Exercise prompt: Return the listing below verbatim. Pictures do not belong in the copy.

Items from a figure collection:
════════════════
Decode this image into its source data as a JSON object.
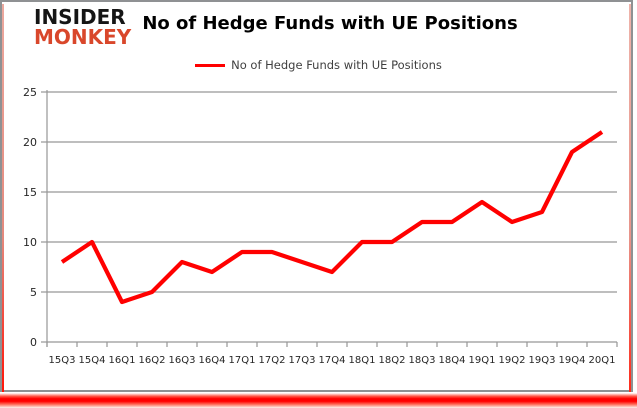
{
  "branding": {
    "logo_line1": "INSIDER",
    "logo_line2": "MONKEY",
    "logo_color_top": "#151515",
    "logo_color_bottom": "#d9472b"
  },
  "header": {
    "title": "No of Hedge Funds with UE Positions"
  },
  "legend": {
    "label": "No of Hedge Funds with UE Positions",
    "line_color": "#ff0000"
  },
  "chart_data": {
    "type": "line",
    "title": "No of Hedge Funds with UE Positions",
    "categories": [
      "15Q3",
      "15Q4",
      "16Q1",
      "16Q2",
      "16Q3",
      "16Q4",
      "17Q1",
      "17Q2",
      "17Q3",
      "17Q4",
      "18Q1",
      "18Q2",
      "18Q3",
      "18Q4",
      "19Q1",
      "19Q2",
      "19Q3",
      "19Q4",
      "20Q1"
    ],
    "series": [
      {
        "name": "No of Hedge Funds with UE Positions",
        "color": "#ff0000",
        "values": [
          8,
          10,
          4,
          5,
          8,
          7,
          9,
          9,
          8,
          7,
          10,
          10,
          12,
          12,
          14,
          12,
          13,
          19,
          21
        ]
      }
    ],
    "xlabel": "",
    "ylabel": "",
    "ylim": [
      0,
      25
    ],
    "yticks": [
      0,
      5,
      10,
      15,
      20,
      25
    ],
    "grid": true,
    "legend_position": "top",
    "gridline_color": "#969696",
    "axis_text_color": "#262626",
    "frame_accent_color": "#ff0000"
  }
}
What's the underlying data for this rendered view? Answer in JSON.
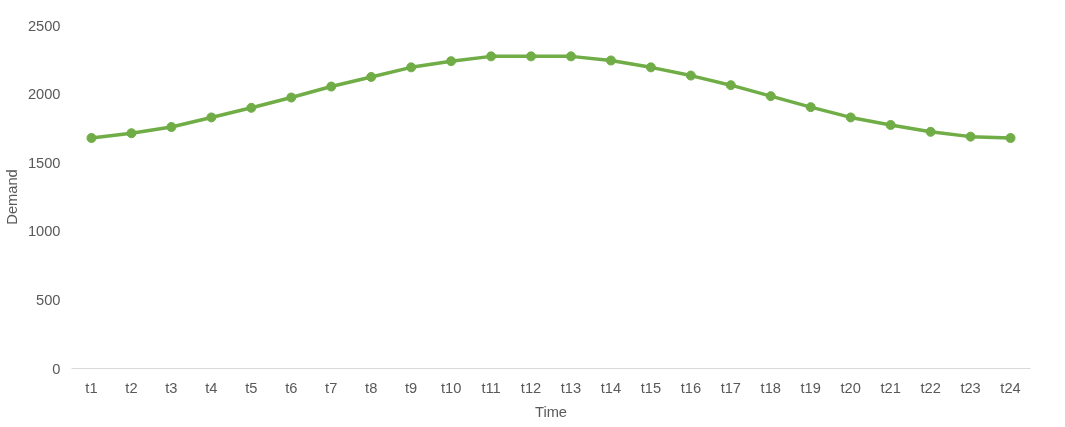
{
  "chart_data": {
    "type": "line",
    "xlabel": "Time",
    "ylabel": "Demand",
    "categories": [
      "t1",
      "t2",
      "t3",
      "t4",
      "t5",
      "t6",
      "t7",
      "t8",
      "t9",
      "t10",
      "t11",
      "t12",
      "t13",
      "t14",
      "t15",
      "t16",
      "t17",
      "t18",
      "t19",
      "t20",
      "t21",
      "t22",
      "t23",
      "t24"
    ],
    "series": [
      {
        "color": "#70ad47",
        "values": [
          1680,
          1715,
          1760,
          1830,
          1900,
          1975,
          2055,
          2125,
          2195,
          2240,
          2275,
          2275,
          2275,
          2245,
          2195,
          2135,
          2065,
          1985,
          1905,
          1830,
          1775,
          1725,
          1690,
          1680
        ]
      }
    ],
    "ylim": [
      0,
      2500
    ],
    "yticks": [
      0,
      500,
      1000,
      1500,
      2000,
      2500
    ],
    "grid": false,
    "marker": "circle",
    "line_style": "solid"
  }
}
════════════════
Right answer:
Decode this image into its source data as a JSON object.
{
  "branding": {
    "logo_line1": "INSIDER",
    "logo_line2": "MONKEY",
    "logo_color_top": "#151515",
    "logo_color_bottom": "#d9472b"
  },
  "header": {
    "title": "No of Hedge Funds with UE Positions"
  },
  "legend": {
    "label": "No of Hedge Funds with UE Positions",
    "line_color": "#ff0000"
  },
  "chart_data": {
    "type": "line",
    "title": "No of Hedge Funds with UE Positions",
    "categories": [
      "15Q3",
      "15Q4",
      "16Q1",
      "16Q2",
      "16Q3",
      "16Q4",
      "17Q1",
      "17Q2",
      "17Q3",
      "17Q4",
      "18Q1",
      "18Q2",
      "18Q3",
      "18Q4",
      "19Q1",
      "19Q2",
      "19Q3",
      "19Q4",
      "20Q1"
    ],
    "series": [
      {
        "name": "No of Hedge Funds with UE Positions",
        "color": "#ff0000",
        "values": [
          8,
          10,
          4,
          5,
          8,
          7,
          9,
          9,
          8,
          7,
          10,
          10,
          12,
          12,
          14,
          12,
          13,
          19,
          21
        ]
      }
    ],
    "xlabel": "",
    "ylabel": "",
    "ylim": [
      0,
      25
    ],
    "yticks": [
      0,
      5,
      10,
      15,
      20,
      25
    ],
    "grid": true,
    "legend_position": "top",
    "gridline_color": "#969696",
    "axis_text_color": "#262626",
    "frame_accent_color": "#ff0000"
  }
}
What's the underlying data for this rendered view? Answer in JSON.
{
  "chart_data": {
    "type": "line",
    "xlabel": "Time",
    "ylabel": "Demand",
    "categories": [
      "t1",
      "t2",
      "t3",
      "t4",
      "t5",
      "t6",
      "t7",
      "t8",
      "t9",
      "t10",
      "t11",
      "t12",
      "t13",
      "t14",
      "t15",
      "t16",
      "t17",
      "t18",
      "t19",
      "t20",
      "t21",
      "t22",
      "t23",
      "t24"
    ],
    "series": [
      {
        "color": "#70ad47",
        "values": [
          1680,
          1715,
          1760,
          1830,
          1900,
          1975,
          2055,
          2125,
          2195,
          2240,
          2275,
          2275,
          2275,
          2245,
          2195,
          2135,
          2065,
          1985,
          1905,
          1830,
          1775,
          1725,
          1690,
          1680
        ]
      }
    ],
    "ylim": [
      0,
      2500
    ],
    "yticks": [
      0,
      500,
      1000,
      1500,
      2000,
      2500
    ],
    "grid": false,
    "marker": "circle",
    "line_style": "solid"
  }
}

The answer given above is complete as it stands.